### Aim
Output every line exactly as written. Leave out pictures.

### Records for this task
** begin **
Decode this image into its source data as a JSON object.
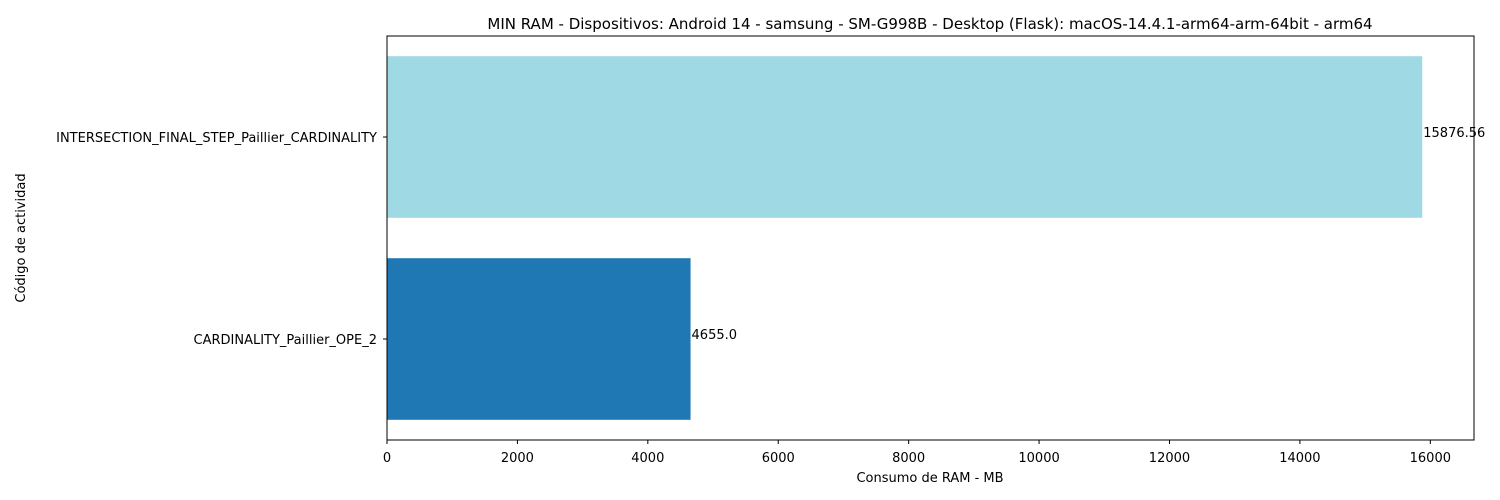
{
  "chart_data": {
    "type": "bar",
    "orientation": "horizontal",
    "title": "MIN RAM - Dispositivos: Android 14 - samsung - SM-G998B - Desktop (Flask): macOS-14.4.1-arm64-arm-64bit - arm64",
    "xlabel": "Consumo de RAM - MB",
    "ylabel": "Código de actividad",
    "categories": [
      "INTERSECTION_FINAL_STEP_Paillier_CARDINALITY",
      "CARDINALITY_Paillier_OPE_2"
    ],
    "values": [
      15876.56,
      4655.0
    ],
    "value_labels": [
      "15876.56",
      "4655.0"
    ],
    "colors": [
      "#9fdae4",
      "#1f77b4"
    ],
    "xlim": [
      0,
      16670
    ],
    "xticks": [
      0,
      2000,
      4000,
      6000,
      8000,
      10000,
      12000,
      14000,
      16000
    ],
    "grid": false
  }
}
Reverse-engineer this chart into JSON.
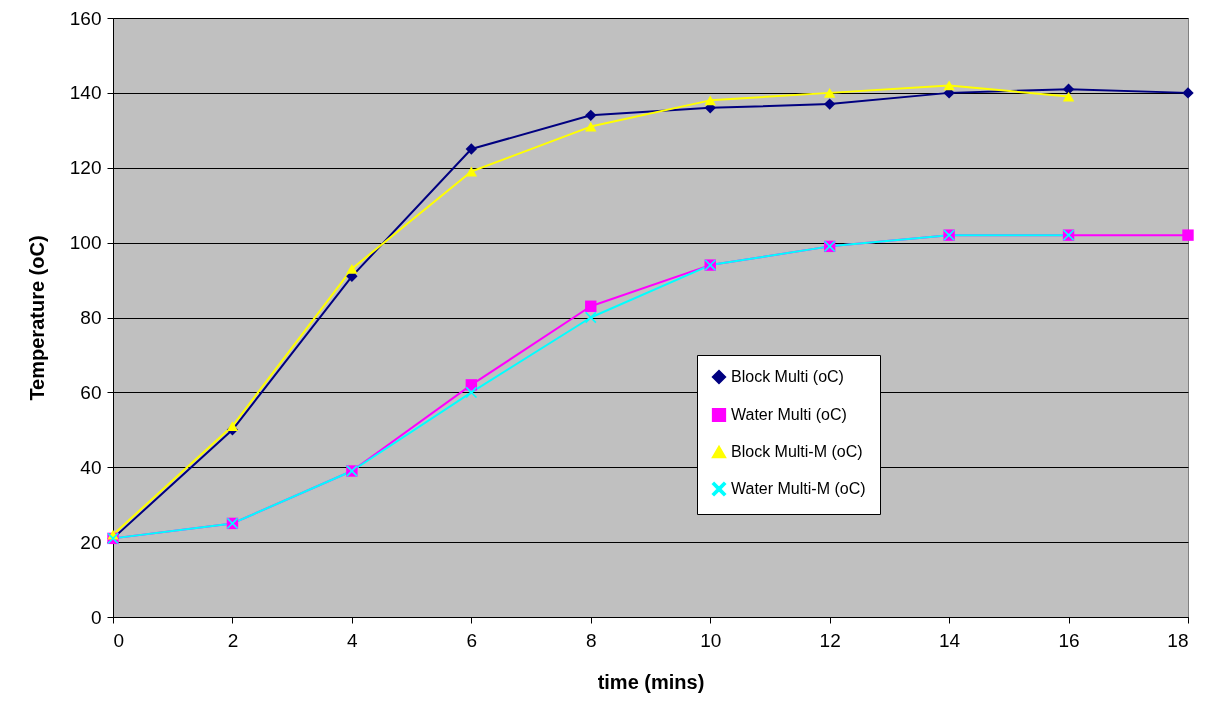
{
  "chart_data": {
    "type": "line",
    "xlabel": "time (mins)",
    "ylabel": "Temperature (oC)",
    "xlim": [
      0,
      18
    ],
    "xticks": [
      0,
      2,
      4,
      6,
      8,
      10,
      12,
      14,
      16,
      18
    ],
    "ylim": [
      0,
      160
    ],
    "yticks": [
      0,
      20,
      40,
      60,
      80,
      100,
      120,
      140,
      160
    ],
    "grid": "y",
    "legend": "right",
    "line_style": "solid",
    "series": [
      {
        "name": "Block Multi (oC)",
        "color": "#000080",
        "marker": "diamond",
        "x": [
          0,
          2,
          4,
          6,
          8,
          10,
          12,
          14,
          16,
          18
        ],
        "values": [
          21,
          50,
          91,
          125,
          134,
          136,
          137,
          140,
          141,
          140
        ]
      },
      {
        "name": "Water Multi (oC)",
        "color": "#ff00ff",
        "marker": "square",
        "x": [
          0,
          2,
          4,
          6,
          8,
          10,
          12,
          14,
          16,
          18
        ],
        "values": [
          21,
          25,
          39,
          62,
          83,
          94,
          99,
          102,
          102,
          102
        ]
      },
      {
        "name": "Block Multi-M (oC)",
        "color": "#ffff00",
        "marker": "triangle",
        "x": [
          0,
          2,
          4,
          6,
          8,
          10,
          12,
          14,
          16
        ],
        "values": [
          22,
          51,
          93,
          119,
          131,
          138,
          140,
          142,
          139
        ]
      },
      {
        "name": "Water Multi-M (oC)",
        "color": "#00ffff",
        "marker": "cross",
        "x": [
          0,
          2,
          4,
          6,
          8,
          10,
          12,
          14,
          16
        ],
        "values": [
          21,
          25,
          39,
          60,
          80,
          94,
          99,
          102,
          102
        ]
      }
    ]
  }
}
** end **
### Written solution
Decode this image into its source data as a JSON object.
{
  "chart_data": {
    "type": "bar",
    "orientation": "horizontal",
    "title": "MIN RAM - Dispositivos: Android 14 - samsung - SM-G998B - Desktop (Flask): macOS-14.4.1-arm64-arm-64bit - arm64",
    "xlabel": "Consumo de RAM - MB",
    "ylabel": "Código de actividad",
    "categories": [
      "INTERSECTION_FINAL_STEP_Paillier_CARDINALITY",
      "CARDINALITY_Paillier_OPE_2"
    ],
    "values": [
      15876.56,
      4655.0
    ],
    "value_labels": [
      "15876.56",
      "4655.0"
    ],
    "colors": [
      "#9fdae4",
      "#1f77b4"
    ],
    "xlim": [
      0,
      16670
    ],
    "xticks": [
      0,
      2000,
      4000,
      6000,
      8000,
      10000,
      12000,
      14000,
      16000
    ],
    "grid": false
  }
}
Reverse-engineer this chart into JSON.
{
  "chart_data": {
    "type": "line",
    "xlabel": "time (mins)",
    "ylabel": "Temperature (oC)",
    "xlim": [
      0,
      18
    ],
    "xticks": [
      0,
      2,
      4,
      6,
      8,
      10,
      12,
      14,
      16,
      18
    ],
    "ylim": [
      0,
      160
    ],
    "yticks": [
      0,
      20,
      40,
      60,
      80,
      100,
      120,
      140,
      160
    ],
    "grid": "y",
    "legend": "right",
    "line_style": "solid",
    "series": [
      {
        "name": "Block Multi (oC)",
        "color": "#000080",
        "marker": "diamond",
        "x": [
          0,
          2,
          4,
          6,
          8,
          10,
          12,
          14,
          16,
          18
        ],
        "values": [
          21,
          50,
          91,
          125,
          134,
          136,
          137,
          140,
          141,
          140
        ]
      },
      {
        "name": "Water Multi (oC)",
        "color": "#ff00ff",
        "marker": "square",
        "x": [
          0,
          2,
          4,
          6,
          8,
          10,
          12,
          14,
          16,
          18
        ],
        "values": [
          21,
          25,
          39,
          62,
          83,
          94,
          99,
          102,
          102,
          102
        ]
      },
      {
        "name": "Block Multi-M (oC)",
        "color": "#ffff00",
        "marker": "triangle",
        "x": [
          0,
          2,
          4,
          6,
          8,
          10,
          12,
          14,
          16
        ],
        "values": [
          22,
          51,
          93,
          119,
          131,
          138,
          140,
          142,
          139
        ]
      },
      {
        "name": "Water Multi-M (oC)",
        "color": "#00ffff",
        "marker": "cross",
        "x": [
          0,
          2,
          4,
          6,
          8,
          10,
          12,
          14,
          16
        ],
        "values": [
          21,
          25,
          39,
          60,
          80,
          94,
          99,
          102,
          102
        ]
      }
    ]
  }
}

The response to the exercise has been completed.